(Recorded data)
- - - -
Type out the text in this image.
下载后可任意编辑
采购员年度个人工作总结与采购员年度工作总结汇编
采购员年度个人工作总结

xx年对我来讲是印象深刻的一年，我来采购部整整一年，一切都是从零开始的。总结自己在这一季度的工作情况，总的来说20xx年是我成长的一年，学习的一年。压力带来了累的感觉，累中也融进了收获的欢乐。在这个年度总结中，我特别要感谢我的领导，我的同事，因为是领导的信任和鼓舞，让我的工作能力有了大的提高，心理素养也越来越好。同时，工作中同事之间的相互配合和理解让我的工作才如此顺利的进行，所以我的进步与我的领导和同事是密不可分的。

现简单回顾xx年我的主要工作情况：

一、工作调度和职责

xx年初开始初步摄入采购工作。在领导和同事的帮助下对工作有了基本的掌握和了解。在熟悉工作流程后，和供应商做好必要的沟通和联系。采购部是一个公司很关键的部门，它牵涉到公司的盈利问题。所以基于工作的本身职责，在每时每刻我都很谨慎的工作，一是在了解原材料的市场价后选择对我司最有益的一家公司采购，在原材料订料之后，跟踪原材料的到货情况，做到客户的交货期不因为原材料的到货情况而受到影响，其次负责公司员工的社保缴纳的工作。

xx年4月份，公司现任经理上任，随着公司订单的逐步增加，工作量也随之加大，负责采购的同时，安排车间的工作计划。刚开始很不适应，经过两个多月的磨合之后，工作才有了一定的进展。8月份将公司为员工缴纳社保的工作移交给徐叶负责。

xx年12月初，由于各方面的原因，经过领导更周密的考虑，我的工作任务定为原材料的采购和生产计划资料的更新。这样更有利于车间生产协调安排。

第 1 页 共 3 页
- - - -
The request: Output the listing above exactly as it appears.

Result of this exercise:
Type out the text in this image.
下载后可任意编辑
采购员年度个人工作总结与采购员年度工作总结汇编
采购员年度个人工作总结

xx年对我来讲是印象深刻的一年，我来采购部整整一年，一切都是从零开始的。总结自己在这一季度的工作情况，总的来说20xx年是我成长的一年，学习的一年。压力带来了累的感觉，累中也融进了收获的欢乐。在这个年度总结中，我特别要感谢我的领导，我的同事，因为是领导的信任和鼓舞，让我的工作能力有了大的提高，心理素养也越来越好。同时，工作中同事之间的相互配合和理解让我的工作才如此顺利的进行，所以我的进步与我的领导和同事是密不可分的。

现简单回顾xx年我的主要工作情况：

一、工作调度和职责

xx年初开始初步摄入采购工作。在领导和同事的帮助下对工作有了基本的掌握和了解。在熟悉工作流程后，和供应商做好必要的沟通和联系。采购部是一个公司很关键的部门，它牵涉到公司的盈利问题。所以基于工作的本身职责，在每时每刻我都很谨慎的工作，一是在了解原材料的市场价后选择对我司最有益的一家公司采购，在原材料订料之后，跟踪原材料的到货情况，做到客户的交货期不因为原材料的到货情况而受到影响，其次负责公司员工的社保缴纳的工作。

xx年4月份，公司现任经理上任，随着公司订单的逐步增加，工作量也随之加大，负责采购的同时，安排车间的工作计划。刚开始很不适应，经过两个多月的磨合之后，工作才有了一定的进展。8月份将公司为员工缴纳社保的工作移交给徐叶负责。

xx年12月初，由于各方面的原因，经过领导更周密的考虑，我的工作任务定为原材料的采购和生产计划资料的更新。这样更有利于车间生产协调安排。

第 1 页 共 3 页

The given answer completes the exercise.